— Start —

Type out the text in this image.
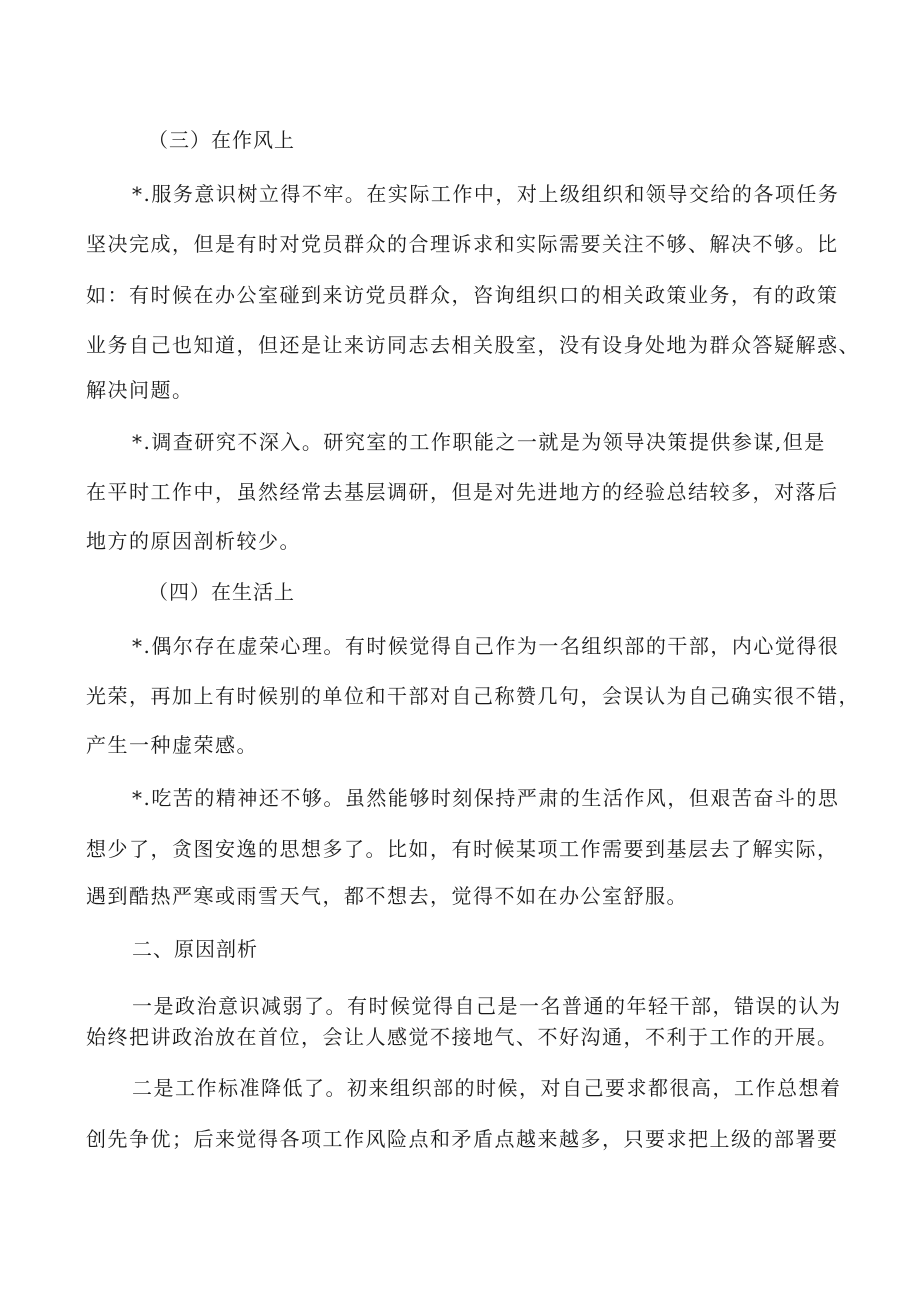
（三）在作风上
*.服务意识树立得不牢。在实际工作中，对上级组织和领导交给的各项任务
坚决完成，但是有时对党员群众的合理诉求和实际需要关注不够、解决不够。比
如：有时候在办公室碰到来访党员群众，咨询组织口的相关政策业务，有的政策
业务自己也知道，但还是让来访同志去相关股室，没有设身处地为群众答疑解惑、
解决问题。
*.调查研究不深入。研究室的工作职能之一就是为领导决策提供参谋,但是
在平时工作中，虽然经常去基层调研，但是对先进地方的经验总结较多，对落后
地方的原因剖析较少。
（四）在生活上
*.偶尔存在虚荣心理。有时候觉得自己作为一名组织部的干部，内心觉得很
光荣，再加上有时候别的单位和干部对自己称赞几句，会误认为自己确实很不错，
产生一种虚荣感。
*.吃苦的精神还不够。虽然能够时刻保持严肃的生活作风，但艰苦奋斗的思
想少了，贪图安逸的思想多了。比如，有时候某项工作需要到基层去了解实际，
遇到酷热严寒或雨雪天气，都不想去，觉得不如在办公室舒服。
二、原因剖析
一是政治意识减弱了。有时候觉得自己是一名普通的年轻干部，错误的认为
始终把讲政治放在首位，会让人感觉不接地气、不好沟通，不利于工作的开展。
二是工作标准降低了。初来组织部的时候，对自己要求都很高，工作总想着
创先争优；后来觉得各项工作风险点和矛盾点越来越多，只要求把上级的部署要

— End —

EXERCISE INSTRUCTIONS: Copy all the records above exactly, but leave out the pictures.

REPLY TO THE EXERCISE:
Type out the text in this image.
（三）在作风上
*.服务意识树立得不牢。在实际工作中，对上级组织和领导交给的各项任务
坚决完成，但是有时对党员群众的合理诉求和实际需要关注不够、解决不够。比
如：有时候在办公室碰到来访党员群众，咨询组织口的相关政策业务，有的政策
业务自己也知道，但还是让来访同志去相关股室，没有设身处地为群众答疑解惑、
解决问题。
*.调查研究不深入。研究室的工作职能之一就是为领导决策提供参谋,但是
在平时工作中，虽然经常去基层调研，但是对先进地方的经验总结较多，对落后
地方的原因剖析较少。
（四）在生活上
*.偶尔存在虚荣心理。有时候觉得自己作为一名组织部的干部，内心觉得很
光荣，再加上有时候别的单位和干部对自己称赞几句，会误认为自己确实很不错，
产生一种虚荣感。
*.吃苦的精神还不够。虽然能够时刻保持严肃的生活作风，但艰苦奋斗的思
想少了，贪图安逸的思想多了。比如，有时候某项工作需要到基层去了解实际，
遇到酷热严寒或雨雪天气，都不想去，觉得不如在办公室舒服。
二、原因剖析
一是政治意识减弱了。有时候觉得自己是一名普通的年轻干部，错误的认为
始终把讲政治放在首位，会让人感觉不接地气、不好沟通，不利于工作的开展。
二是工作标准降低了。初来组织部的时候，对自己要求都很高，工作总想着
创先争优；后来觉得各项工作风险点和矛盾点越来越多，只要求把上级的部署要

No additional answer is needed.